Provided data |
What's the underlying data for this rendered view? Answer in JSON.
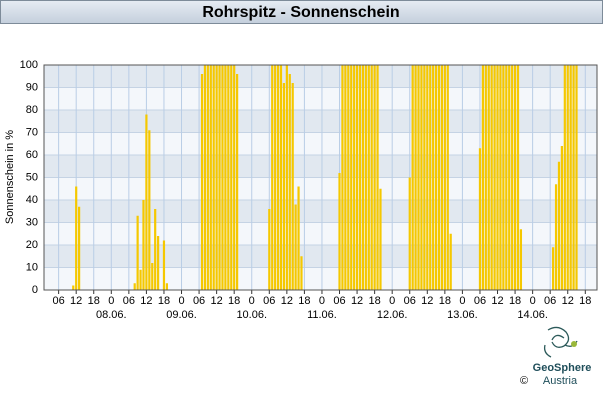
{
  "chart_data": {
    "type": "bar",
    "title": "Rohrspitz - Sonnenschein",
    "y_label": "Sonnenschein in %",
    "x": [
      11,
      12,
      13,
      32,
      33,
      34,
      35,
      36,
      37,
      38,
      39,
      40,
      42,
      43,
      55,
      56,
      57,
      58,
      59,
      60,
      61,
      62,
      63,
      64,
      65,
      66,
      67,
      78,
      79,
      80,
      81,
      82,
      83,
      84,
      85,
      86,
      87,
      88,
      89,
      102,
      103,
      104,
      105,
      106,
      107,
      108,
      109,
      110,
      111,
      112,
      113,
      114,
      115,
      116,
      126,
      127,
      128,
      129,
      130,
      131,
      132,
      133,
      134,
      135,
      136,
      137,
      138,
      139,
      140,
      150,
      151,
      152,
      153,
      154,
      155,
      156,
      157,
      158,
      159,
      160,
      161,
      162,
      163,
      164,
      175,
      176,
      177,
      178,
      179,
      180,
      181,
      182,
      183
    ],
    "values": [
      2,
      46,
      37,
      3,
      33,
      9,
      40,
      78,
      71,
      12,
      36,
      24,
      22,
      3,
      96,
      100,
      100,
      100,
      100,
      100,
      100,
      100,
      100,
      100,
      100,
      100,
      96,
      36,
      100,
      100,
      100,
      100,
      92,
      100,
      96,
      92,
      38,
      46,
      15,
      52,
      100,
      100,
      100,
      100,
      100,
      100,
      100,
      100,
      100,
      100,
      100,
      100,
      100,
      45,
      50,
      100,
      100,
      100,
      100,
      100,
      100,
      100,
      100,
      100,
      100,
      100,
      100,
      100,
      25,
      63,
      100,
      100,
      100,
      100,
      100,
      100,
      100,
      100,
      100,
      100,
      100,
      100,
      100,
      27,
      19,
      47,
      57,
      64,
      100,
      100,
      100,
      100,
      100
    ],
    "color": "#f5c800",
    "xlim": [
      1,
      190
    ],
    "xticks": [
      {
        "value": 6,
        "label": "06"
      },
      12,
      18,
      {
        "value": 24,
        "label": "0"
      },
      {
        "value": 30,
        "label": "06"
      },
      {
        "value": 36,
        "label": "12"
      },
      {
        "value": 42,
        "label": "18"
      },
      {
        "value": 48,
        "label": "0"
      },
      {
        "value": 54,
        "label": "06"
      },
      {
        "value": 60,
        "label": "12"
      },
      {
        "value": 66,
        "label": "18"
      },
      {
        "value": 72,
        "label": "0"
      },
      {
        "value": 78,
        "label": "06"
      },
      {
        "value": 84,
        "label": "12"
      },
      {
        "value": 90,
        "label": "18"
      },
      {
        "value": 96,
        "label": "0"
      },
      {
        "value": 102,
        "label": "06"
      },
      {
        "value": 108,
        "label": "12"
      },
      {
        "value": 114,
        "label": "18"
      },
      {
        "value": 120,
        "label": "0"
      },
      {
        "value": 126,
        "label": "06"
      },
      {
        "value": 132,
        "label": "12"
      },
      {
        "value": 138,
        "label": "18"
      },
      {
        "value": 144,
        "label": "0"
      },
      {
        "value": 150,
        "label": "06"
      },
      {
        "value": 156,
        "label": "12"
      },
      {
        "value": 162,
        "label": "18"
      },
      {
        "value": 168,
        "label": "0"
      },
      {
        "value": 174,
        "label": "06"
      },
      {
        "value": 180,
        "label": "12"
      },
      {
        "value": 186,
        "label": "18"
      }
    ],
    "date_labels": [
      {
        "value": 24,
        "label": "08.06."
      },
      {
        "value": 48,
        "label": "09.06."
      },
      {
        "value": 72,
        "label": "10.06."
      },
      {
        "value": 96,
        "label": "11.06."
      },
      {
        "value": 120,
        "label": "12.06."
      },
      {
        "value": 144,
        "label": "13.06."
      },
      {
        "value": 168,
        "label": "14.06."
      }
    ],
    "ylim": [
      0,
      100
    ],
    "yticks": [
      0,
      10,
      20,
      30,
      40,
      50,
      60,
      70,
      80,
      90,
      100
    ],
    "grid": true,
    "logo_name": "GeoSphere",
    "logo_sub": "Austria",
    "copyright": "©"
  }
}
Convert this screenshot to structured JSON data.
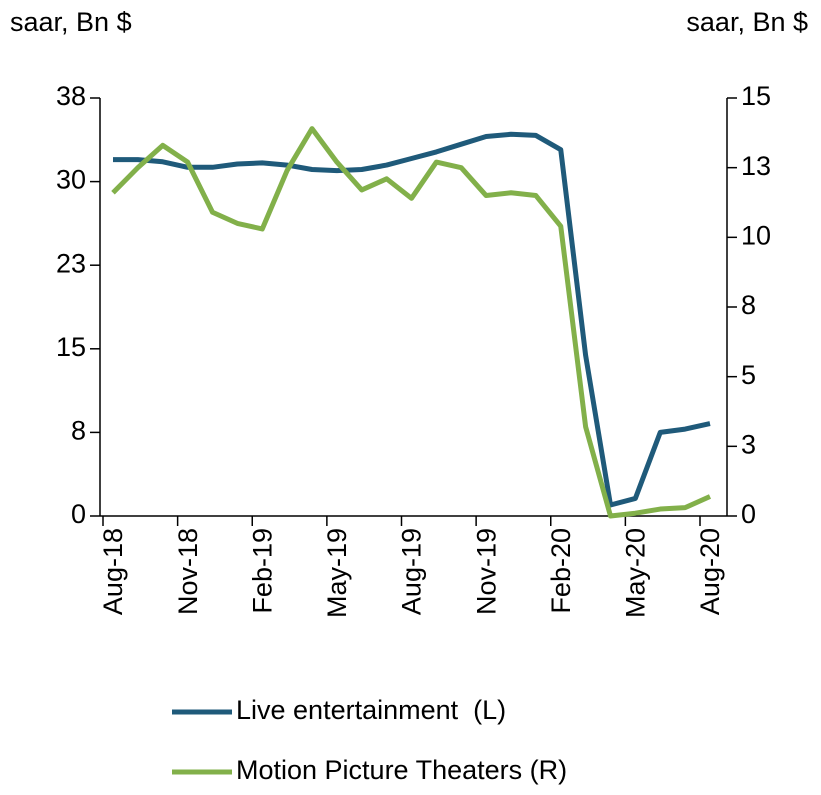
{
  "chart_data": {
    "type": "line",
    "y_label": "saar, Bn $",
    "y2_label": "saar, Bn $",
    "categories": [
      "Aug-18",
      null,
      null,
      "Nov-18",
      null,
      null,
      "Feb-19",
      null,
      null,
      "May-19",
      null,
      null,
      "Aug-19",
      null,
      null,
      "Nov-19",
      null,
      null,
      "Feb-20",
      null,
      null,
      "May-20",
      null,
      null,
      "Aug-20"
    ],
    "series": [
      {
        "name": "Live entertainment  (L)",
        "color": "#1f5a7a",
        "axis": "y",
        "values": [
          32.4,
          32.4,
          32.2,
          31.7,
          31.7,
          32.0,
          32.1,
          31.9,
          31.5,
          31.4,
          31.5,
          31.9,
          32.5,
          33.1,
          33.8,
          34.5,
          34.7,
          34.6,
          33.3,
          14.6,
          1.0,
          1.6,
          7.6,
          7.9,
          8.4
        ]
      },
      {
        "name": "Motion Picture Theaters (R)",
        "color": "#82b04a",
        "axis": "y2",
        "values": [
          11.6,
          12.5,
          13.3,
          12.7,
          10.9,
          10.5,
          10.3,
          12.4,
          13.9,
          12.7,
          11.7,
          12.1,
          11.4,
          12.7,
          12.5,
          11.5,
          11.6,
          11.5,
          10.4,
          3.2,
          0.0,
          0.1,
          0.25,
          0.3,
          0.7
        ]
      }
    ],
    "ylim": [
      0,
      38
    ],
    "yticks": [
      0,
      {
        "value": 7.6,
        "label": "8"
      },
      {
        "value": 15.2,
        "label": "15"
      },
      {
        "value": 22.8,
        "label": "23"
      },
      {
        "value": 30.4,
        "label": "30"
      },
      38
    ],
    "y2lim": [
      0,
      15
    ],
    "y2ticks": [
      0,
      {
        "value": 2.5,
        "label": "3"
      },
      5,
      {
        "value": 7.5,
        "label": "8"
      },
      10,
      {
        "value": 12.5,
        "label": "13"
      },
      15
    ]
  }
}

---

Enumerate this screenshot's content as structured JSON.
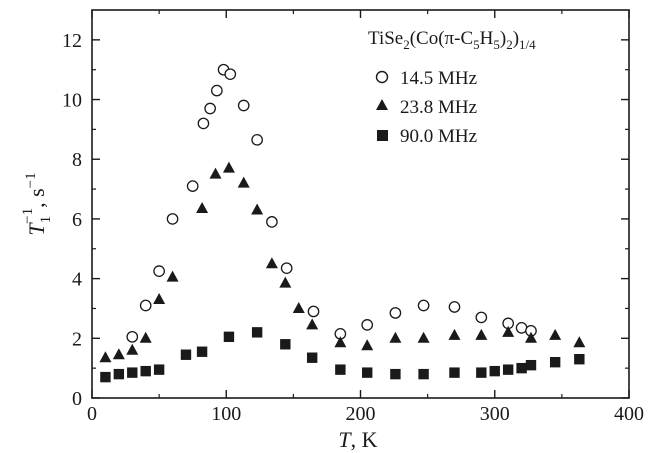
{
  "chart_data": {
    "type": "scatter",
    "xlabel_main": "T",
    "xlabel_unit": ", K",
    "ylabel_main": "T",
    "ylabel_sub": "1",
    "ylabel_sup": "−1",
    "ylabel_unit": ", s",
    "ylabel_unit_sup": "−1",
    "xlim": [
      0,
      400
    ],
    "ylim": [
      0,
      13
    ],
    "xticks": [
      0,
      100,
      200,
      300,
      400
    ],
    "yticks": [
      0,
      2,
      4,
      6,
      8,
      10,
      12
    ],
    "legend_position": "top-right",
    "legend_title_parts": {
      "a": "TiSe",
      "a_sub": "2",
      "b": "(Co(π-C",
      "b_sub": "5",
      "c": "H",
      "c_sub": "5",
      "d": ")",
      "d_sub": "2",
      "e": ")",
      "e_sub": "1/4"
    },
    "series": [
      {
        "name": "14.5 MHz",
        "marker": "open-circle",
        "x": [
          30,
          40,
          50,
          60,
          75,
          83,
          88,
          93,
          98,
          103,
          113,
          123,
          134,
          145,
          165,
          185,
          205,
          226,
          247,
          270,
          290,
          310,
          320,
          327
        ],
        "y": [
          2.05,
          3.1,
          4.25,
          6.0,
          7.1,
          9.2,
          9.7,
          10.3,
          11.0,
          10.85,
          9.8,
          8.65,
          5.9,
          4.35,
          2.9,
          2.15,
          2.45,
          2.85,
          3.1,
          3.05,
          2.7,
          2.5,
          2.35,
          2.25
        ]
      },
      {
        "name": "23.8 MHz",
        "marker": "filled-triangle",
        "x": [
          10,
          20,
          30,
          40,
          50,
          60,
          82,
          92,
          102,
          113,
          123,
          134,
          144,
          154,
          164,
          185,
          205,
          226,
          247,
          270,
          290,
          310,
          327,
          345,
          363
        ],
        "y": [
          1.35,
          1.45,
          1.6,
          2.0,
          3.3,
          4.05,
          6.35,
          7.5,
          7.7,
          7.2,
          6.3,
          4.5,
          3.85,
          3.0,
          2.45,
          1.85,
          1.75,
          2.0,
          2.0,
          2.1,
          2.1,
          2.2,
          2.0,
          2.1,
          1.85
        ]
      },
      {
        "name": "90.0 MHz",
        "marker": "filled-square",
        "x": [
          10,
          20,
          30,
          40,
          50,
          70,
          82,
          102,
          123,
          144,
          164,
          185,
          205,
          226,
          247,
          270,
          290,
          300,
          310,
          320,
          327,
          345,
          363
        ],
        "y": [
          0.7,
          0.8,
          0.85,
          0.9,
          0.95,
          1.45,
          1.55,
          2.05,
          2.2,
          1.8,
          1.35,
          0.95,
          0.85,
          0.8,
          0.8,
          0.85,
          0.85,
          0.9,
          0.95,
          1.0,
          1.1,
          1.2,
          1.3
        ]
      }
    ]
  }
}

Task prompt | Report how many lines of the data contain the word "filled", using the number alone.

Exercise result | 2